╭─ EXCERPTED DATA

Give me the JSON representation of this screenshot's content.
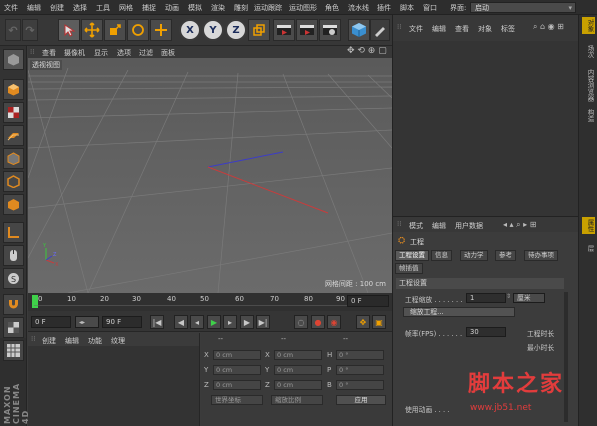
{
  "menubar": {
    "items": [
      "文件",
      "编辑",
      "创建",
      "选择",
      "工具",
      "网格",
      "捕捉",
      "动画",
      "模拟",
      "渲染",
      "雕刻",
      "运动跟踪",
      "运动图形",
      "角色",
      "流水线",
      "插件",
      "脚本",
      "窗口",
      "帮助"
    ],
    "layout_label": "界面:",
    "layout_value": "启动"
  },
  "toolbar": {
    "axis_x": "X",
    "axis_y": "Y",
    "axis_z": "Z"
  },
  "viewport": {
    "menu": [
      "查看",
      "摄像机",
      "显示",
      "选项",
      "过滤",
      "面板"
    ],
    "view_label": "透视视图",
    "grid_spacing": "网格间距 : 100 cm"
  },
  "timeline": {
    "ticks": [
      "0",
      "10",
      "20",
      "30",
      "40",
      "50",
      "60",
      "70",
      "80",
      "90"
    ],
    "current_frame": "0 F"
  },
  "transport": {
    "start_frame": "0 F",
    "end_frame": "90 F"
  },
  "materials": {
    "menu": [
      "创建",
      "编辑",
      "功能",
      "纹理"
    ]
  },
  "coordinates": {
    "header_a": "--",
    "header_b": "--",
    "header_c": "--",
    "rows": [
      {
        "a_label": "X",
        "a_value": "0 cm",
        "b_label": "X",
        "b_value": "0 cm",
        "c_label": "H",
        "c_value": "0 °"
      },
      {
        "a_label": "Y",
        "a_value": "0 cm",
        "b_label": "Y",
        "b_value": "0 cm",
        "c_label": "P",
        "c_value": "0 °"
      },
      {
        "a_label": "Z",
        "a_value": "0 cm",
        "b_label": "Z",
        "b_value": "0 cm",
        "c_label": "B",
        "c_value": "0 °"
      }
    ],
    "world_select": "世界坐标",
    "scale_select": "缩放比例",
    "apply_button": "应用"
  },
  "objects": {
    "menu": [
      "文件",
      "编辑",
      "查看",
      "对象",
      "标签"
    ]
  },
  "right_tabs": [
    "对象",
    "场次",
    "内容浏览器",
    "构造",
    "属性",
    "层"
  ],
  "attributes": {
    "menu": [
      "模式",
      "编辑",
      "用户数据"
    ],
    "title": "工程",
    "tabs": [
      "工程设置",
      "信息",
      "动力学",
      "参考",
      "待办事项",
      "帧插值"
    ],
    "section": "工程设置",
    "scale_label": "工程缩放 . . . . . . .",
    "scale_value": "1",
    "scale_unit": "厘米",
    "scale_button": "缩放工程...",
    "fps_label": "帧率(FPS) . . . . . .",
    "fps_value": "30",
    "duration_label": "工程时长",
    "min_label": "最小时长",
    "footer": "使用动画 . . . ."
  },
  "watermark": {
    "brand": "脚本之家",
    "url": "www.jb51.net"
  },
  "brand_side": "MAXON CINEMA 4D"
}
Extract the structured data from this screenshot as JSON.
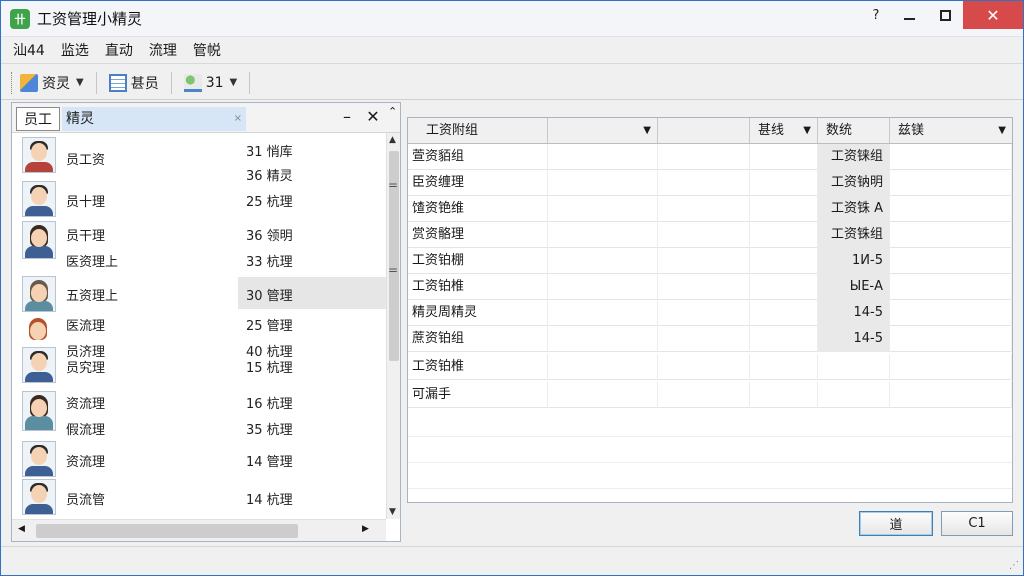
{
  "window": {
    "app_icon": "卄",
    "title": "工资管理小精灵",
    "help": "?",
    "close": "✕"
  },
  "menu": [
    "汕44",
    "监选",
    "直动",
    "流理",
    "管帨"
  ],
  "toolbar": {
    "btn1": "资灵",
    "btn2": "甚员",
    "btn3": "31"
  },
  "left_pane": {
    "tab_active": "员工",
    "tab_field": "精灵",
    "field_clear": "×",
    "minimize": "–",
    "close": "✕",
    "pin": "⁠ᴖ",
    "employees": [
      {
        "name": "员工资",
        "role": "31 悄库",
        "extra_role": "36 精灵",
        "avatar": "man-red-icon"
      },
      {
        "name": "员十理",
        "role": "25 杭理",
        "avatar": "man-blue-icon"
      },
      {
        "name": "员干理",
        "name2": "医资理上",
        "role": "36 领明",
        "extra_role": "33 杭理",
        "avatar": "woman-icon"
      },
      {
        "name": "五资理上",
        "role": "30 管理",
        "avatar": "woman-teal-icon"
      },
      {
        "name": "医流理",
        "name2": "员济理",
        "role": "25 管理",
        "extra_role": "40 杭理",
        "avatar": "woman-red-icon"
      },
      {
        "name": "员究理",
        "role": "15 杭理",
        "avatar": "man-blue-icon"
      },
      {
        "name": "资流理",
        "name2": "假流理",
        "role": "16 杭理",
        "extra_role": "35 杭理",
        "avatar": "woman-icon"
      },
      {
        "name": "资流理",
        "role": "14 管理",
        "avatar": "man-blue-icon"
      },
      {
        "name": "员流管",
        "role": "14 杭理",
        "avatar": "man-blue-icon"
      }
    ],
    "scroll_up": "▲",
    "scroll_down": "▼",
    "scroll_left": "◀",
    "scroll_right": "▶",
    "grip": "="
  },
  "grid": {
    "headers": [
      "工资附组",
      "甚线",
      "数统",
      "兹镁"
    ],
    "dropdown": "▼",
    "rows": [
      {
        "c1": "萱资貊组",
        "c5": "工资铼组"
      },
      {
        "c1": "臣资缠理",
        "c5": "工资钠明"
      },
      {
        "c1": "馇资铯维",
        "c5": "工资铢 A"
      },
      {
        "c1": "赏资骼理",
        "c5": "工资铢组"
      },
      {
        "c1": "工资铂棚",
        "c5": "1И-5"
      },
      {
        "c1": "工资铂椎",
        "c5": "ЫЕ-А"
      },
      {
        "c1": "精灵周精灵",
        "c5": "14-5"
      },
      {
        "c1": "蔗资铂组",
        "c5": "14-5"
      },
      {
        "c1": "工资铂椎",
        "c5": ""
      },
      {
        "c1": "可漏手",
        "c5": ""
      }
    ]
  },
  "buttons": {
    "ok": "道",
    "cancel": "C1"
  },
  "status": {
    "resize_grip": "⋰"
  }
}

╰─

= WRITTEN EXERCISE =
Write out every line above exactly as it is, leaving out the pictures.

= FINISHED TASK =
Give me the JSON representation of this screenshot's content.
{
  "menubar": {
    "items": [
      "文件",
      "编辑",
      "创建",
      "选择",
      "工具",
      "网格",
      "捕捉",
      "动画",
      "模拟",
      "渲染",
      "雕刻",
      "运动跟踪",
      "运动图形",
      "角色",
      "流水线",
      "插件",
      "脚本",
      "窗口",
      "帮助"
    ],
    "layout_label": "界面:",
    "layout_value": "启动"
  },
  "toolbar": {
    "axis_x": "X",
    "axis_y": "Y",
    "axis_z": "Z"
  },
  "viewport": {
    "menu": [
      "查看",
      "摄像机",
      "显示",
      "选项",
      "过滤",
      "面板"
    ],
    "view_label": "透视视图",
    "grid_spacing": "网格间距 : 100 cm"
  },
  "timeline": {
    "ticks": [
      "0",
      "10",
      "20",
      "30",
      "40",
      "50",
      "60",
      "70",
      "80",
      "90"
    ],
    "current_frame": "0 F"
  },
  "transport": {
    "start_frame": "0 F",
    "end_frame": "90 F"
  },
  "materials": {
    "menu": [
      "创建",
      "编辑",
      "功能",
      "纹理"
    ]
  },
  "coordinates": {
    "header_a": "--",
    "header_b": "--",
    "header_c": "--",
    "rows": [
      {
        "a_label": "X",
        "a_value": "0 cm",
        "b_label": "X",
        "b_value": "0 cm",
        "c_label": "H",
        "c_value": "0 °"
      },
      {
        "a_label": "Y",
        "a_value": "0 cm",
        "b_label": "Y",
        "b_value": "0 cm",
        "c_label": "P",
        "c_value": "0 °"
      },
      {
        "a_label": "Z",
        "a_value": "0 cm",
        "b_label": "Z",
        "b_value": "0 cm",
        "c_label": "B",
        "c_value": "0 °"
      }
    ],
    "world_select": "世界坐标",
    "scale_select": "缩放比例",
    "apply_button": "应用"
  },
  "objects": {
    "menu": [
      "文件",
      "编辑",
      "查看",
      "对象",
      "标签"
    ]
  },
  "right_tabs": [
    "对象",
    "场次",
    "内容浏览器",
    "构造",
    "属性",
    "层"
  ],
  "attributes": {
    "menu": [
      "模式",
      "编辑",
      "用户数据"
    ],
    "title": "工程",
    "tabs": [
      "工程设置",
      "信息",
      "动力学",
      "参考",
      "待办事项",
      "帧插值"
    ],
    "section": "工程设置",
    "scale_label": "工程缩放 . . . . . . .",
    "scale_value": "1",
    "scale_unit": "厘米",
    "scale_button": "缩放工程...",
    "fps_label": "帧率(FPS) . . . . . .",
    "fps_value": "30",
    "duration_label": "工程时长",
    "min_label": "最小时长",
    "footer": "使用动画 . . . ."
  },
  "watermark": {
    "brand": "脚本之家",
    "url": "www.jb51.net"
  },
  "brand_side": "MAXON CINEMA 4D"
}
Extract the structured data from this screenshot as JSON.
{
  "window": {
    "app_icon": "卄",
    "title": "工资管理小精灵",
    "help": "?",
    "close": "✕"
  },
  "menu": [
    "汕44",
    "监选",
    "直动",
    "流理",
    "管帨"
  ],
  "toolbar": {
    "btn1": "资灵",
    "btn2": "甚员",
    "btn3": "31"
  },
  "left_pane": {
    "tab_active": "员工",
    "tab_field": "精灵",
    "field_clear": "×",
    "minimize": "–",
    "close": "✕",
    "pin": "⁠ᴖ",
    "employees": [
      {
        "name": "员工资",
        "role": "31 悄库",
        "extra_role": "36 精灵",
        "avatar": "man-red-icon"
      },
      {
        "name": "员十理",
        "role": "25 杭理",
        "avatar": "man-blue-icon"
      },
      {
        "name": "员干理",
        "name2": "医资理上",
        "role": "36 领明",
        "extra_role": "33 杭理",
        "avatar": "woman-icon"
      },
      {
        "name": "五资理上",
        "role": "30 管理",
        "avatar": "woman-teal-icon"
      },
      {
        "name": "医流理",
        "name2": "员济理",
        "role": "25 管理",
        "extra_role": "40 杭理",
        "avatar": "woman-red-icon"
      },
      {
        "name": "员究理",
        "role": "15 杭理",
        "avatar": "man-blue-icon"
      },
      {
        "name": "资流理",
        "name2": "假流理",
        "role": "16 杭理",
        "extra_role": "35 杭理",
        "avatar": "woman-icon"
      },
      {
        "name": "资流理",
        "role": "14 管理",
        "avatar": "man-blue-icon"
      },
      {
        "name": "员流管",
        "role": "14 杭理",
        "avatar": "man-blue-icon"
      }
    ],
    "scroll_up": "▲",
    "scroll_down": "▼",
    "scroll_left": "◀",
    "scroll_right": "▶",
    "grip": "="
  },
  "grid": {
    "headers": [
      "工资附组",
      "甚线",
      "数统",
      "兹镁"
    ],
    "dropdown": "▼",
    "rows": [
      {
        "c1": "萱资貊组",
        "c5": "工资铼组"
      },
      {
        "c1": "臣资缠理",
        "c5": "工资钠明"
      },
      {
        "c1": "馇资铯维",
        "c5": "工资铢 A"
      },
      {
        "c1": "赏资骼理",
        "c5": "工资铢组"
      },
      {
        "c1": "工资铂棚",
        "c5": "1И-5"
      },
      {
        "c1": "工资铂椎",
        "c5": "ЫЕ-А"
      },
      {
        "c1": "精灵周精灵",
        "c5": "14-5"
      },
      {
        "c1": "蔗资铂组",
        "c5": "14-5"
      },
      {
        "c1": "工资铂椎",
        "c5": ""
      },
      {
        "c1": "可漏手",
        "c5": ""
      }
    ]
  },
  "buttons": {
    "ok": "道",
    "cancel": "C1"
  },
  "status": {
    "resize_grip": "⋰"
  }
}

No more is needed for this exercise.